### [TASK STATEMENT]
Every entry below should be transcribed exactly; pictures stay out of the copy.

************

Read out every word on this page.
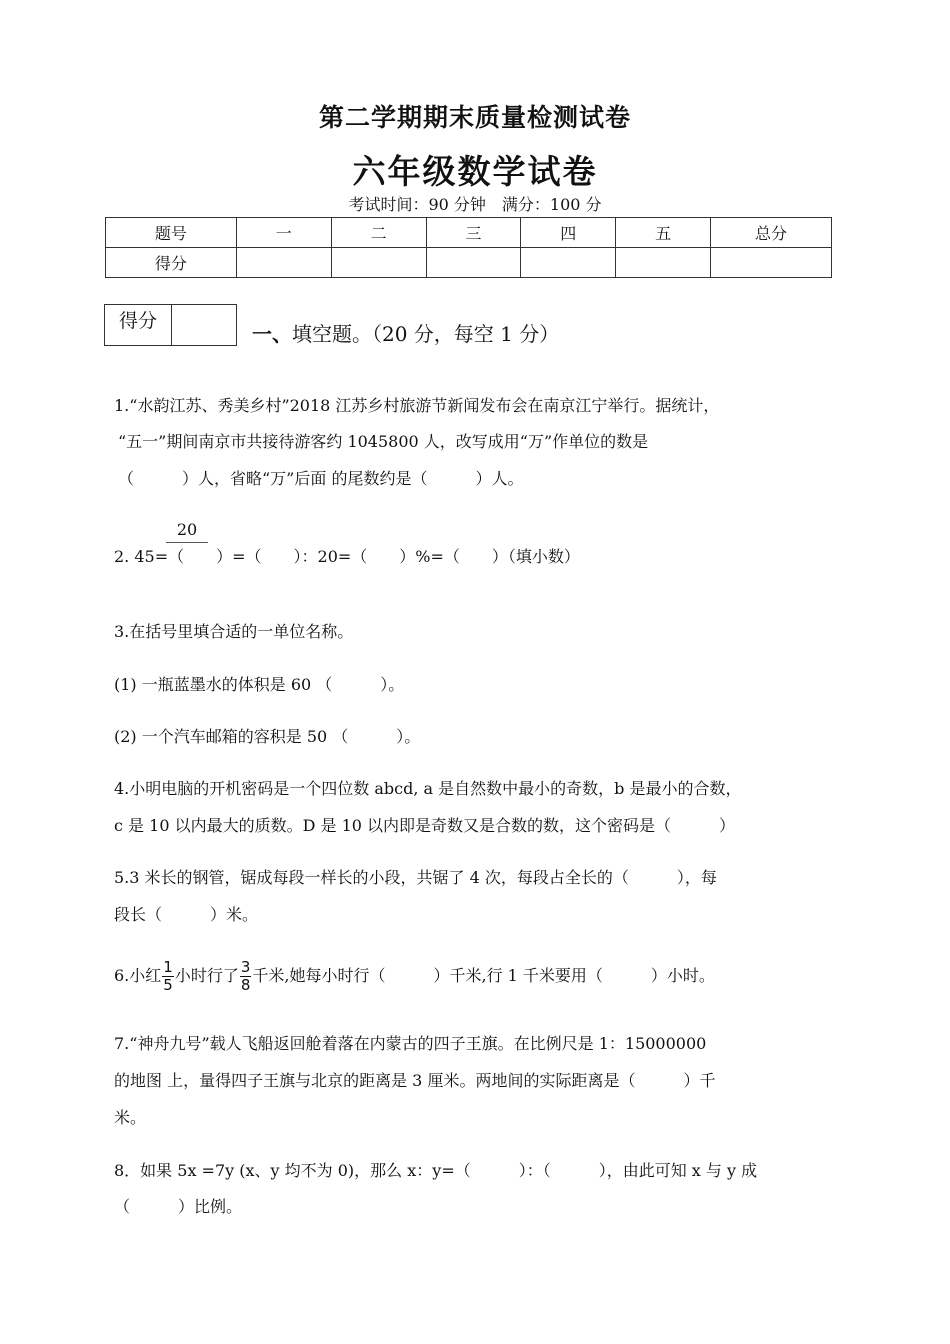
第二学期期末质量检测试卷
六年级数学试卷
考试时间：90 分钟　满分：100 分
题号	一	二	三	四	五	总分
得分						
得分
一、填空题。（20 分，每空 1 分）
1.“水韵江苏、秀美乡村”2018 江苏乡村旅游节新闻发布会在南京江宁举行。据统计，
“五一”期间南京市共接待游客约 1045800 人，改写成用“万”作单位的数是
（　　　）人，省略“万”后面 的尾数约是（　　　）人。
20
2. 45=（　　）=（　　）：20=（　　）%=（　　）（填小数）
3.在括号里填合适的一单位名称。
(1) 一瓶蓝墨水的体积是 60 （　　　）。
(2) 一个汽车邮箱的容积是 50 （　　　）。
4.小明电脑的开机密码是一个四位数 abcd, a 是自然数中最小的奇数，b 是最小的合数，
c 是 10 以内最大的质数。D 是 10 以内即是奇数又是合数的数，这个密码是（　　　）
5.3 米长的钢管，锯成每段一样长的小段，共锯了 4 次，每段占全长的（　　　），每
段长（　　　）米。
6.小红 $\frac{1}{5}$ 小时行了 $\frac{3}{8}$ 千米,她每小时行（　　　）千米,行 1 千米要用（　　　）小时。
7.“神舟九号”载人飞船返回舱着落在内蒙古的四子王旗。在比例尺是 1：15000000
的地图 上，量得四子王旗与北京的距离是 3 厘米。两地间的实际距离是（　　　）千
米。
8．如果 5x =7y (x、y 均不为 0)，那么 x：y=（　　　）：（　　　），由此可知 x 与 y 成
（　　　）比例。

************

### [FINISHED EXERCISE]
Read out every word on this page.
第二学期期末质量检测试卷
六年级数学试卷
考试时间：90 分钟　满分：100 分
题号	一	二	三	四	五	总分
得分						
得分
一、填空题。（20 分，每空 1 分）
1.“水韵江苏、秀美乡村”2018 江苏乡村旅游节新闻发布会在南京江宁举行。据统计，
“五一”期间南京市共接待游客约 1045800 人，改写成用“万”作单位的数是
（　　　）人，省略“万”后面 的尾数约是（　　　）人。
20
2. 45=（　　）=（　　）：20=（　　）%=（　　）（填小数）
3.在括号里填合适的一单位名称。
(1) 一瓶蓝墨水的体积是 60 （　　　）。
(2) 一个汽车邮箱的容积是 50 （　　　）。
4.小明电脑的开机密码是一个四位数 abcd, a 是自然数中最小的奇数，b 是最小的合数，
c 是 10 以内最大的质数。D 是 10 以内即是奇数又是合数的数，这个密码是（　　　）
5.3 米长的钢管，锯成每段一样长的小段，共锯了 4 次，每段占全长的（　　　），每
段长（　　　）米。
6.小红 $\frac{1}{5}$ 小时行了 $\frac{3}{8}$ 千米,她每小时行（　　　）千米,行 1 千米要用（　　　）小时。
7.“神舟九号”载人飞船返回舱着落在内蒙古的四子王旗。在比例尺是 1：15000000
的地图 上，量得四子王旗与北京的距离是 3 厘米。两地间的实际距离是（　　　）千
米。
8．如果 5x =7y (x、y 均不为 0)，那么 x：y=（　　　）：（　　　），由此可知 x 与 y 成
（　　　）比例。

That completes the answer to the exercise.